◆ TASK TO COMPLETE
Wherever a line in the data below holds "selected", copy that line.

◆ RECORDED DATA
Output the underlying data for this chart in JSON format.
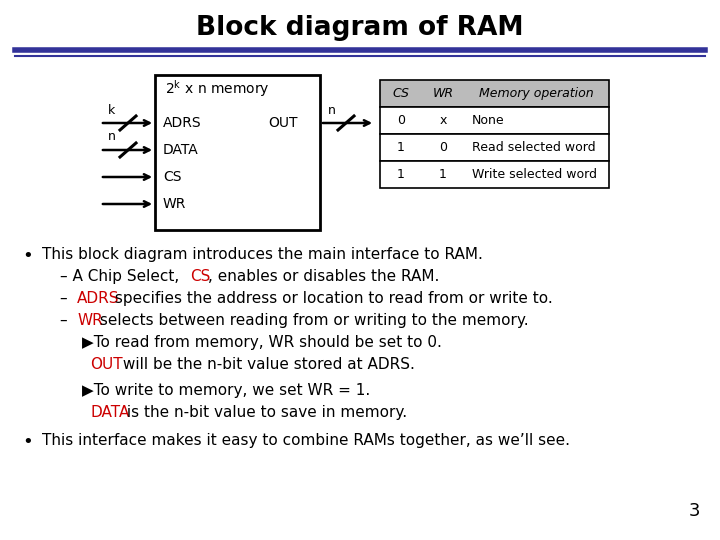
{
  "title": "Block diagram of RAM",
  "title_fontsize": 18,
  "background_color": "#ffffff",
  "header_line_color1": "#333399",
  "header_line_color2": "#333399",
  "inputs": [
    "ADRS",
    "DATA",
    "CS",
    "WR"
  ],
  "output_label": "OUT",
  "table_col_headers": [
    "CS",
    "WR",
    "Memory operation"
  ],
  "table_rows": [
    [
      "0",
      "x",
      "None"
    ],
    [
      "1",
      "0",
      "Read selected word"
    ],
    [
      "1",
      "1",
      "Write selected word"
    ]
  ],
  "page_number": "3",
  "red_color": "#cc0000",
  "black_color": "#000000",
  "gray_header": "#bbbbbb",
  "font": "DejaVu Sans"
}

◆ ANSWER TO THE PROBLEM
      "Read selected word"
      "Write selected word"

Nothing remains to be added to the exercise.